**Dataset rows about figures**
───

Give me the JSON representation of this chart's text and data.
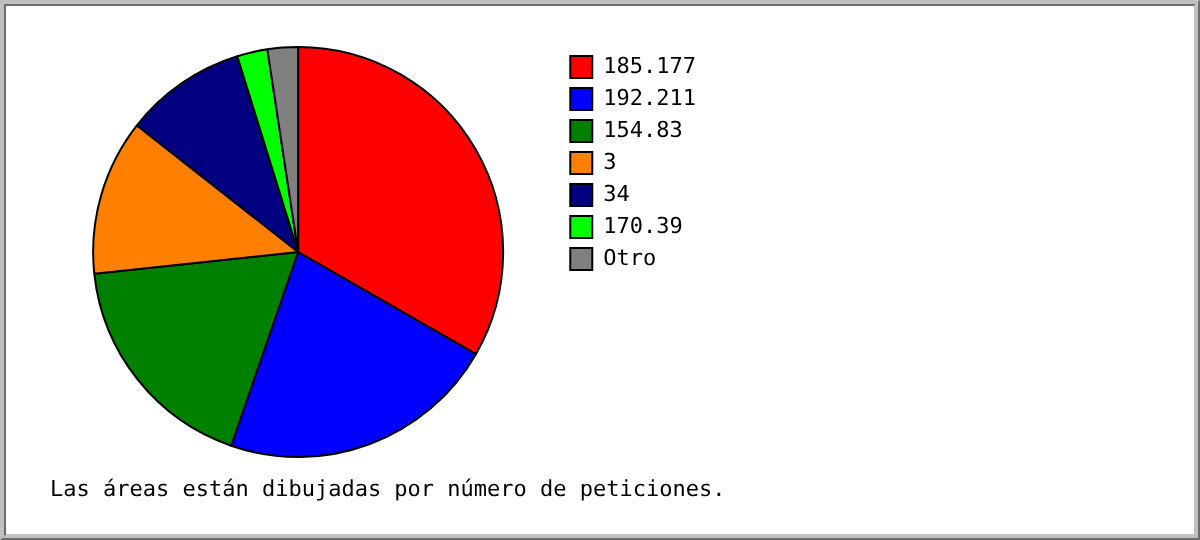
{
  "chart_data": {
    "type": "pie",
    "categories": [
      "185.177",
      "192.211",
      "154.83",
      "3",
      "34",
      "170.39",
      "Otro"
    ],
    "values": [
      33.3,
      22,
      18,
      12.3,
      9.6,
      2.4,
      2.4
    ],
    "colors": [
      "#ff0000",
      "#0000ff",
      "#008000",
      "#ff8000",
      "#000080",
      "#00ff00",
      "#808080"
    ],
    "legend": "right",
    "annotations": [
      "Las áreas están dibujadas por número de peticiones."
    ]
  }
}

───

**PROBLEM DESCRIPTION**
Copy every line of the data exactly as written, excluding the pictures.

**REPLY TO THE TASK**
Give me the JSON representation of this chart's text and data.
{
  "chart_data": {
    "type": "pie",
    "categories": [
      "185.177",
      "192.211",
      "154.83",
      "3",
      "34",
      "170.39",
      "Otro"
    ],
    "values": [
      33.3,
      22,
      18,
      12.3,
      9.6,
      2.4,
      2.4
    ],
    "colors": [
      "#ff0000",
      "#0000ff",
      "#008000",
      "#ff8000",
      "#000080",
      "#00ff00",
      "#808080"
    ],
    "legend": "right",
    "annotations": [
      "Las áreas están dibujadas por número de peticiones."
    ]
  }
}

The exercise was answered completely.